START Provided records

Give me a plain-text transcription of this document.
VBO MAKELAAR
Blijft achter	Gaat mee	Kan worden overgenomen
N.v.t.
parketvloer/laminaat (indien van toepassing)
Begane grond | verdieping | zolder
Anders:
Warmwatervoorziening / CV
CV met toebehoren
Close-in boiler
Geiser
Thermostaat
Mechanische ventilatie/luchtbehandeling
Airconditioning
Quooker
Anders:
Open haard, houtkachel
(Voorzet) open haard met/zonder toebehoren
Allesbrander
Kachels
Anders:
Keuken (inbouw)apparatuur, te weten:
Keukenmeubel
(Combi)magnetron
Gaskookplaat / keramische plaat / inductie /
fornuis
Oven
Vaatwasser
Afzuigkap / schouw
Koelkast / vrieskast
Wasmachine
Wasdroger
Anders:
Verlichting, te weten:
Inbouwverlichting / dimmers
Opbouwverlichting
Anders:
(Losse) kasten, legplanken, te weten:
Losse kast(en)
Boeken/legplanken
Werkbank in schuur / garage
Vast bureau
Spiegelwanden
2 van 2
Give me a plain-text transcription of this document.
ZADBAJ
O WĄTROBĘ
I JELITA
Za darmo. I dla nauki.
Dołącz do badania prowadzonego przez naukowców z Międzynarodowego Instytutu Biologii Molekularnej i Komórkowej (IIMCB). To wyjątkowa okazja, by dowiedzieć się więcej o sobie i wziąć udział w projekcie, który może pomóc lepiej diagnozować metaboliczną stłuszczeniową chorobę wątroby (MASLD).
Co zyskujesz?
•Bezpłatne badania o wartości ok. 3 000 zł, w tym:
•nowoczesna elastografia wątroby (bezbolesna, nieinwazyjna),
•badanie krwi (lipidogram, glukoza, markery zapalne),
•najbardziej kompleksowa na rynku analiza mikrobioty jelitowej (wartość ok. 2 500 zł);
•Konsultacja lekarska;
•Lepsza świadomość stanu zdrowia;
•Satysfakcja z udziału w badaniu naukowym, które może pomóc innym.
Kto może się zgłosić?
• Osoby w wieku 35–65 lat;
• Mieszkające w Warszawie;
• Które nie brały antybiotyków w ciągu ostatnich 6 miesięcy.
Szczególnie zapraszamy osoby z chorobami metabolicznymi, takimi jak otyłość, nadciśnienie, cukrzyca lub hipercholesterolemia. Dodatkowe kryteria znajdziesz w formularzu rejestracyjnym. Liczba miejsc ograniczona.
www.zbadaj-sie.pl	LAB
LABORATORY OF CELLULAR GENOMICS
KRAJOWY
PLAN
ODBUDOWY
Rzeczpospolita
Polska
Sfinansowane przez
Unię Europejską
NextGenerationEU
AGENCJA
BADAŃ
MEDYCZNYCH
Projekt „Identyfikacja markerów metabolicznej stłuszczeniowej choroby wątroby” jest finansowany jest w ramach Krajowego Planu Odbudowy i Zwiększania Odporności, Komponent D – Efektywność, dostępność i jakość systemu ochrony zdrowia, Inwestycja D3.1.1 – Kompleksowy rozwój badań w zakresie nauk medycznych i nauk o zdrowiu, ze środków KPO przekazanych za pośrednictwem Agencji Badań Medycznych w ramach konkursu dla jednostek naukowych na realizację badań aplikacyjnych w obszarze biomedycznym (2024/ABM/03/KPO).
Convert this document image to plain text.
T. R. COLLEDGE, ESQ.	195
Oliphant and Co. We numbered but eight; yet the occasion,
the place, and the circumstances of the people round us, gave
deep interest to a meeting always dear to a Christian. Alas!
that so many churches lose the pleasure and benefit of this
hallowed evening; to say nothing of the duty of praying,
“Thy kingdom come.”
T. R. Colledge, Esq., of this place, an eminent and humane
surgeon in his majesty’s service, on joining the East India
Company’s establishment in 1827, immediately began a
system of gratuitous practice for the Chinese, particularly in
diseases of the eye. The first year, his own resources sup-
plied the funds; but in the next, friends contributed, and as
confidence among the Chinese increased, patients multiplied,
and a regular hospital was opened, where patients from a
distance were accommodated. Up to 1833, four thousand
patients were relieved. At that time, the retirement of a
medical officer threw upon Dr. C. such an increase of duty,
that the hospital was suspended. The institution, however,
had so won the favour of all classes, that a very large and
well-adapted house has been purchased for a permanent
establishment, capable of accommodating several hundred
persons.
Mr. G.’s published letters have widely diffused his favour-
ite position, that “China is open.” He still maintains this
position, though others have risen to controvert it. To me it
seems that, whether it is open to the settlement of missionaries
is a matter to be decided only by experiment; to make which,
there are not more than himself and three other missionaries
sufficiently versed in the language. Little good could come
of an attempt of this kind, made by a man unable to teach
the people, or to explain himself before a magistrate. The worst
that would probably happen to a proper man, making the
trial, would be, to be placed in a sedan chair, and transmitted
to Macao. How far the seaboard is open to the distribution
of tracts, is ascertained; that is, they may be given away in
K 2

END Provided records

▶ **What you will do**:
Take every line from the data that includes the word "position".

▶ **Written solution**:
ite position, that “China is open.” He still maintains this
position, though others have risen to controvert it. To me it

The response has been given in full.